• Supplied entries:
|---|

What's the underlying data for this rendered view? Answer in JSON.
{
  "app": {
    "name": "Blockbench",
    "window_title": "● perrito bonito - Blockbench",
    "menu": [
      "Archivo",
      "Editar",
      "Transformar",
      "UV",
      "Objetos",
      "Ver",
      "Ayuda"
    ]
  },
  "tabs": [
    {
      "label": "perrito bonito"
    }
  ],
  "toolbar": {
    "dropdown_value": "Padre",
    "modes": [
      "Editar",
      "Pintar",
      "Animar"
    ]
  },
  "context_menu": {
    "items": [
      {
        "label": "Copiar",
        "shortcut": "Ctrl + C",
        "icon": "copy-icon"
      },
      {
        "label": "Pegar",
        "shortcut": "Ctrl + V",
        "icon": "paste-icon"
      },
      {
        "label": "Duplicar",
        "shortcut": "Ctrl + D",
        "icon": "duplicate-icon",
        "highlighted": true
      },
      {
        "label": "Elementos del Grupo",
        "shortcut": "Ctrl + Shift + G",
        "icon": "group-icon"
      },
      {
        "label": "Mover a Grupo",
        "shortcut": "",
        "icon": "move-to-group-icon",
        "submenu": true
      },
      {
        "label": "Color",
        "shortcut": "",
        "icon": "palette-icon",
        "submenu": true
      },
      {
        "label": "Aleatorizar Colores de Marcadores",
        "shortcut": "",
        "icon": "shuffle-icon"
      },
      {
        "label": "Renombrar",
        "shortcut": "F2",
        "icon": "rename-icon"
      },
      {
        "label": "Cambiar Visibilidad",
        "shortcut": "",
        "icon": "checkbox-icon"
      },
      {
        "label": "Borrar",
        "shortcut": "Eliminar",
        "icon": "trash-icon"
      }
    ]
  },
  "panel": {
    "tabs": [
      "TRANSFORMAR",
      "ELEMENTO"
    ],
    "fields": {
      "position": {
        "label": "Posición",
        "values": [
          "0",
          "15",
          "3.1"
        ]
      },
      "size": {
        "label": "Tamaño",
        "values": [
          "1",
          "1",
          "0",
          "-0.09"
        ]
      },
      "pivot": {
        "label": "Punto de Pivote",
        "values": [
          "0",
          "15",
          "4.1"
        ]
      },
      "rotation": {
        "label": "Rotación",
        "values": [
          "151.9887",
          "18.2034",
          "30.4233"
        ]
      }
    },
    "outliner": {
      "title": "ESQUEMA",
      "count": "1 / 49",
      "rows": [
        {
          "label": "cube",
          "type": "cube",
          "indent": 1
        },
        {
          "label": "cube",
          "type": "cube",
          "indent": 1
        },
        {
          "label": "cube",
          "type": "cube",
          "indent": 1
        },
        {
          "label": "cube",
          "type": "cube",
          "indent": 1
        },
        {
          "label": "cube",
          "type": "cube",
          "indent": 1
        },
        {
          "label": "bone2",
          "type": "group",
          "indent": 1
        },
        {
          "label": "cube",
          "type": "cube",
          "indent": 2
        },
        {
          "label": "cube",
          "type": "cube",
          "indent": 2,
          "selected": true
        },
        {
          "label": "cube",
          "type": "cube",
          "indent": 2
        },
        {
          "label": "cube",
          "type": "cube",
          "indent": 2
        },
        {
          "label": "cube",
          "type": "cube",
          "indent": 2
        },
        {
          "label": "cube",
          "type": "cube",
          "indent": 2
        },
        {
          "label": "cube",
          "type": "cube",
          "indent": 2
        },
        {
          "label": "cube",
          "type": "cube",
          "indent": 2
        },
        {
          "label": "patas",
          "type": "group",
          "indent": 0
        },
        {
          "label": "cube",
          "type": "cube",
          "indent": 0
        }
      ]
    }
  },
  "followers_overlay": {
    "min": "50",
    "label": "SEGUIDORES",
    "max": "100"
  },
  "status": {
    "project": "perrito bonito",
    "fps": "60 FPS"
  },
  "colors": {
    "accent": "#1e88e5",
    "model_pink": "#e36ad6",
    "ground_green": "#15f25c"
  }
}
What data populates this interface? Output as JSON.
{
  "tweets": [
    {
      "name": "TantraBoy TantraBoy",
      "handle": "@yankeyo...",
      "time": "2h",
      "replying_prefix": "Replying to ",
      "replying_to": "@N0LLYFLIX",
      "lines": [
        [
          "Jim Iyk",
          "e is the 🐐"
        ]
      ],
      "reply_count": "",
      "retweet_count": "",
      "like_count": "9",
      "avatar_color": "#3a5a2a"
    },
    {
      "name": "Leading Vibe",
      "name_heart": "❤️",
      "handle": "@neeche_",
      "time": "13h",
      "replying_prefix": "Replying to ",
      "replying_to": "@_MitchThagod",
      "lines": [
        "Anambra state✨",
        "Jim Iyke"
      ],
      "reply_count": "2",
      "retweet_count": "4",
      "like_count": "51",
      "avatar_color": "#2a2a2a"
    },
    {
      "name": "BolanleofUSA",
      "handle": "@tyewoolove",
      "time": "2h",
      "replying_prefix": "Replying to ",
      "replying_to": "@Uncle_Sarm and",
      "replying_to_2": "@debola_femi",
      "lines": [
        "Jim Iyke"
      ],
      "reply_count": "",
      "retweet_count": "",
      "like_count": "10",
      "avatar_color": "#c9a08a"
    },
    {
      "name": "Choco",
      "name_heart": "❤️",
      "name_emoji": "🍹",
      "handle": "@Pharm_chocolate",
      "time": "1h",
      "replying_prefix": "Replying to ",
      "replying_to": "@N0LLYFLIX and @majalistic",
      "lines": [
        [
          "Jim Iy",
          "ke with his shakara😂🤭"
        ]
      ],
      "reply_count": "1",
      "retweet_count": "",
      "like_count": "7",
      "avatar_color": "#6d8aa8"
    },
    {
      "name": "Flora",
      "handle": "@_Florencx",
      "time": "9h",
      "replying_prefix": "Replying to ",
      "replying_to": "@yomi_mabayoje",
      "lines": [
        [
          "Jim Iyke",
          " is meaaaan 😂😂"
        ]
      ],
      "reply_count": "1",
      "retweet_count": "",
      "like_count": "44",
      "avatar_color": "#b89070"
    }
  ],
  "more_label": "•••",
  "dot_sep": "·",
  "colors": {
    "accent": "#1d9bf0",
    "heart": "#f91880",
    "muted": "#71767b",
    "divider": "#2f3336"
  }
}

|---|

All records above must be set down exactly, please.

• Task output:
What's the underlying data for this rendered view? Answer in JSON.
{
  "app": {
    "name": "Blockbench",
    "window_title": "● perrito bonito - Blockbench",
    "menu": [
      "Archivo",
      "Editar",
      "Transformar",
      "UV",
      "Objetos",
      "Ver",
      "Ayuda"
    ]
  },
  "tabs": [
    {
      "label": "perrito bonito"
    }
  ],
  "toolbar": {
    "dropdown_value": "Padre",
    "modes": [
      "Editar",
      "Pintar",
      "Animar"
    ]
  },
  "context_menu": {
    "items": [
      {
        "label": "Copiar",
        "shortcut": "Ctrl + C",
        "icon": "copy-icon"
      },
      {
        "label": "Pegar",
        "shortcut": "Ctrl + V",
        "icon": "paste-icon"
      },
      {
        "label": "Duplicar",
        "shortcut": "Ctrl + D",
        "icon": "duplicate-icon",
        "highlighted": true
      },
      {
        "label": "Elementos del Grupo",
        "shortcut": "Ctrl + Shift + G",
        "icon": "group-icon"
      },
      {
        "label": "Mover a Grupo",
        "shortcut": "",
        "icon": "move-to-group-icon",
        "submenu": true
      },
      {
        "label": "Color",
        "shortcut": "",
        "icon": "palette-icon",
        "submenu": true
      },
      {
        "label": "Aleatorizar Colores de Marcadores",
        "shortcut": "",
        "icon": "shuffle-icon"
      },
      {
        "label": "Renombrar",
        "shortcut": "F2",
        "icon": "rename-icon"
      },
      {
        "label": "Cambiar Visibilidad",
        "shortcut": "",
        "icon": "checkbox-icon"
      },
      {
        "label": "Borrar",
        "shortcut": "Eliminar",
        "icon": "trash-icon"
      }
    ]
  },
  "panel": {
    "tabs": [
      "TRANSFORMAR",
      "ELEMENTO"
    ],
    "fields": {
      "position": {
        "label": "Posición",
        "values": [
          "0",
          "15",
          "3.1"
        ]
      },
      "size": {
        "label": "Tamaño",
        "values": [
          "1",
          "1",
          "0",
          "-0.09"
        ]
      },
      "pivot": {
        "label": "Punto de Pivote",
        "values": [
          "0",
          "15",
          "4.1"
        ]
      },
      "rotation": {
        "label": "Rotación",
        "values": [
          "151.9887",
          "18.2034",
          "30.4233"
        ]
      }
    },
    "outliner": {
      "title": "ESQUEMA",
      "count": "1 / 49",
      "rows": [
        {
          "label": "cube",
          "type": "cube",
          "indent": 1
        },
        {
          "label": "cube",
          "type": "cube",
          "indent": 1
        },
        {
          "label": "cube",
          "type": "cube",
          "indent": 1
        },
        {
          "label": "cube",
          "type": "cube",
          "indent": 1
        },
        {
          "label": "cube",
          "type": "cube",
          "indent": 1
        },
        {
          "label": "bone2",
          "type": "group",
          "indent": 1
        },
        {
          "label": "cube",
          "type": "cube",
          "indent": 2
        },
        {
          "label": "cube",
          "type": "cube",
          "indent": 2,
          "selected": true
        },
        {
          "label": "cube",
          "type": "cube",
          "indent": 2
        },
        {
          "label": "cube",
          "type": "cube",
          "indent": 2
        },
        {
          "label": "cube",
          "type": "cube",
          "indent": 2
        },
        {
          "label": "cube",
          "type": "cube",
          "indent": 2
        },
        {
          "label": "cube",
          "type": "cube",
          "indent": 2
        },
        {
          "label": "cube",
          "type": "cube",
          "indent": 2
        },
        {
          "label": "patas",
          "type": "group",
          "indent": 0
        },
        {
          "label": "cube",
          "type": "cube",
          "indent": 0
        }
      ]
    }
  },
  "followers_overlay": {
    "min": "50",
    "label": "SEGUIDORES",
    "max": "100"
  },
  "status": {
    "project": "perrito bonito",
    "fps": "60 FPS"
  },
  "colors": {
    "accent": "#1e88e5",
    "model_pink": "#e36ad6",
    "ground_green": "#15f25c"
  }
}
What data populates this interface? Output as JSON.
{
  "tweets": [
    {
      "name": "TantraBoy TantraBoy",
      "handle": "@yankeyo...",
      "time": "2h",
      "replying_prefix": "Replying to ",
      "replying_to": "@N0LLYFLIX",
      "lines": [
        [
          "Jim Iyk",
          "e is the 🐐"
        ]
      ],
      "reply_count": "",
      "retweet_count": "",
      "like_count": "9",
      "avatar_color": "#3a5a2a"
    },
    {
      "name": "Leading Vibe",
      "name_heart": "❤️",
      "handle": "@neeche_",
      "time": "13h",
      "replying_prefix": "Replying to ",
      "replying_to": "@_MitchThagod",
      "lines": [
        "Anambra state✨",
        "Jim Iyke"
      ],
      "reply_count": "2",
      "retweet_count": "4",
      "like_count": "51",
      "avatar_color": "#2a2a2a"
    },
    {
      "name": "BolanleofUSA",
      "handle": "@tyewoolove",
      "time": "2h",
      "replying_prefix": "Replying to ",
      "replying_to": "@Uncle_Sarm and",
      "replying_to_2": "@debola_femi",
      "lines": [
        "Jim Iyke"
      ],
      "reply_count": "",
      "retweet_count": "",
      "like_count": "10",
      "avatar_color": "#c9a08a"
    },
    {
      "name": "Choco",
      "name_heart": "❤️",
      "name_emoji": "🍹",
      "handle": "@Pharm_chocolate",
      "time": "1h",
      "replying_prefix": "Replying to ",
      "replying_to": "@N0LLYFLIX and @majalistic",
      "lines": [
        [
          "Jim Iy",
          "ke with his shakara😂🤭"
        ]
      ],
      "reply_count": "1",
      "retweet_count": "",
      "like_count": "7",
      "avatar_color": "#6d8aa8"
    },
    {
      "name": "Flora",
      "handle": "@_Florencx",
      "time": "9h",
      "replying_prefix": "Replying to ",
      "replying_to": "@yomi_mabayoje",
      "lines": [
        [
          "Jim Iyke",
          " is meaaaan 😂😂"
        ]
      ],
      "reply_count": "1",
      "retweet_count": "",
      "like_count": "44",
      "avatar_color": "#b89070"
    }
  ],
  "more_label": "•••",
  "dot_sep": "·",
  "colors": {
    "accent": "#1d9bf0",
    "heart": "#f91880",
    "muted": "#71767b",
    "divider": "#2f3336"
  }
}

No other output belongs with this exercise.